** BEGIN Given data **
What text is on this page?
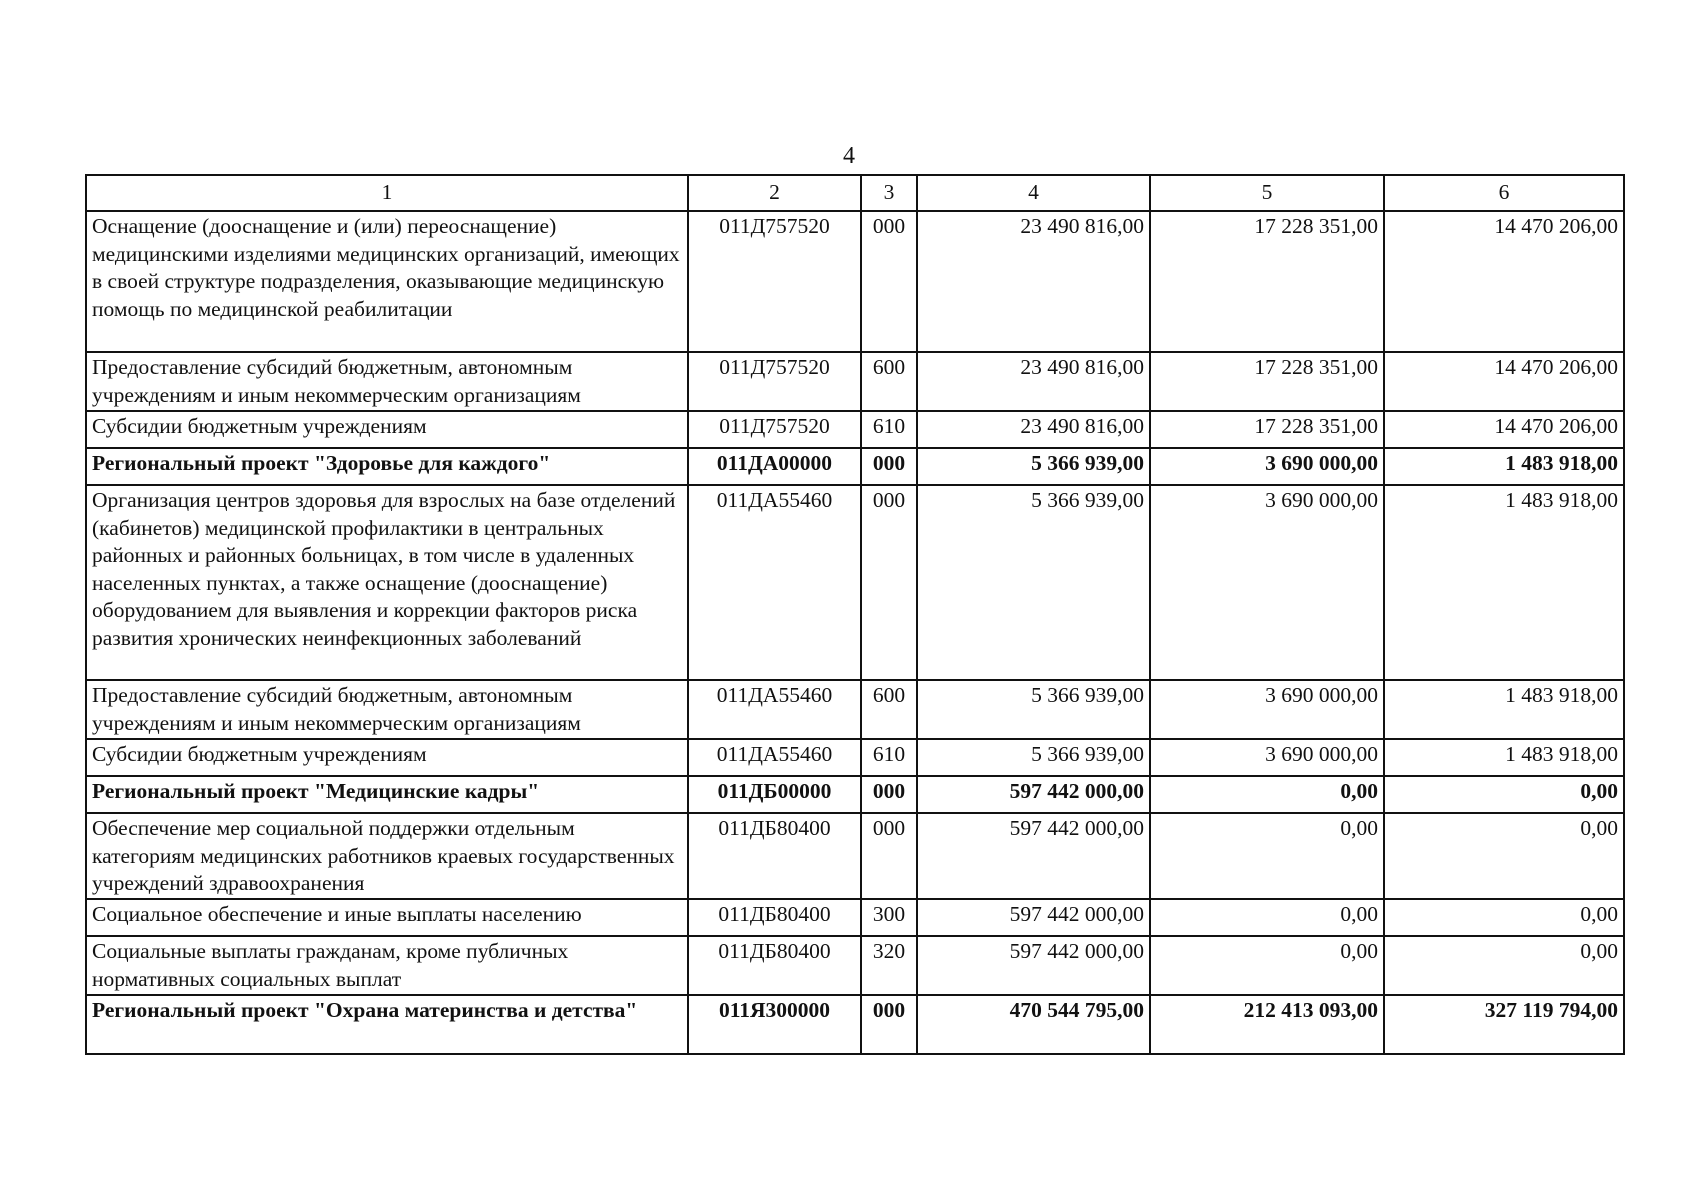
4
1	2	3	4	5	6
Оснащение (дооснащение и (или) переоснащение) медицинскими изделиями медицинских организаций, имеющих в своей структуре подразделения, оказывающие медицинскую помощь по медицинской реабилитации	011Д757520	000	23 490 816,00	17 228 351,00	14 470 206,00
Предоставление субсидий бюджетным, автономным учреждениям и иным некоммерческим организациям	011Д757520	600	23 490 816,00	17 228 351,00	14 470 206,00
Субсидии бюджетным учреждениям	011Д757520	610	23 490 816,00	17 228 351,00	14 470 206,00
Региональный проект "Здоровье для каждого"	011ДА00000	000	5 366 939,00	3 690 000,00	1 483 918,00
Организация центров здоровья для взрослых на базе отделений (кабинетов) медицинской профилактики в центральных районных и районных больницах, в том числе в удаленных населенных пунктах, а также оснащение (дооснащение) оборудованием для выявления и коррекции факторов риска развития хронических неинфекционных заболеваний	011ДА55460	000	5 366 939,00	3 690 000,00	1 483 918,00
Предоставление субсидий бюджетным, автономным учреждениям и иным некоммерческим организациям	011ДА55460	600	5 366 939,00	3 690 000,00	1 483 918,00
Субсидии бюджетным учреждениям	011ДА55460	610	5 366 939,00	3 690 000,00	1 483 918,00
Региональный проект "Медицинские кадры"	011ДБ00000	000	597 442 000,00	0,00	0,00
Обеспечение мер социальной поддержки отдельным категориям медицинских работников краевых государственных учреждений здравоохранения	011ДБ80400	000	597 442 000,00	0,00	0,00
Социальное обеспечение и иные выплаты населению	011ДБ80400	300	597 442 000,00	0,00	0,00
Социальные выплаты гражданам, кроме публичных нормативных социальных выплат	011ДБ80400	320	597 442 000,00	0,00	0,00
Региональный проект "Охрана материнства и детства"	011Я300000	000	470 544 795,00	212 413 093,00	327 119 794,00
** END Given data **
Repeat the data in full and exactly. Omit pictures.

## Correct answer
What text is on this page?
4
1	2	3	4	5	6
Оснащение (дооснащение и (или) переоснащение) медицинскими изделиями медицинских организаций, имеющих в своей структуре подразделения, оказывающие медицинскую помощь по медицинской реабилитации	011Д757520	000	23 490 816,00	17 228 351,00	14 470 206,00
Предоставление субсидий бюджетным, автономным учреждениям и иным некоммерческим организациям	011Д757520	600	23 490 816,00	17 228 351,00	14 470 206,00
Субсидии бюджетным учреждениям	011Д757520	610	23 490 816,00	17 228 351,00	14 470 206,00
Региональный проект "Здоровье для каждого"	011ДА00000	000	5 366 939,00	3 690 000,00	1 483 918,00
Организация центров здоровья для взрослых на базе отделений (кабинетов) медицинской профилактики в центральных районных и районных больницах, в том числе в удаленных населенных пунктах, а также оснащение (дооснащение) оборудованием для выявления и коррекции факторов риска развития хронических неинфекционных заболеваний	011ДА55460	000	5 366 939,00	3 690 000,00	1 483 918,00
Предоставление субсидий бюджетным, автономным учреждениям и иным некоммерческим организациям	011ДА55460	600	5 366 939,00	3 690 000,00	1 483 918,00
Субсидии бюджетным учреждениям	011ДА55460	610	5 366 939,00	3 690 000,00	1 483 918,00
Региональный проект "Медицинские кадры"	011ДБ00000	000	597 442 000,00	0,00	0,00
Обеспечение мер социальной поддержки отдельным категориям медицинских работников краевых государственных учреждений здравоохранения	011ДБ80400	000	597 442 000,00	0,00	0,00
Социальное обеспечение и иные выплаты населению	011ДБ80400	300	597 442 000,00	0,00	0,00
Социальные выплаты гражданам, кроме публичных нормативных социальных выплат	011ДБ80400	320	597 442 000,00	0,00	0,00
Региональный проект "Охрана материнства и детства"	011Я300000	000	470 544 795,00	212 413 093,00	327 119 794,00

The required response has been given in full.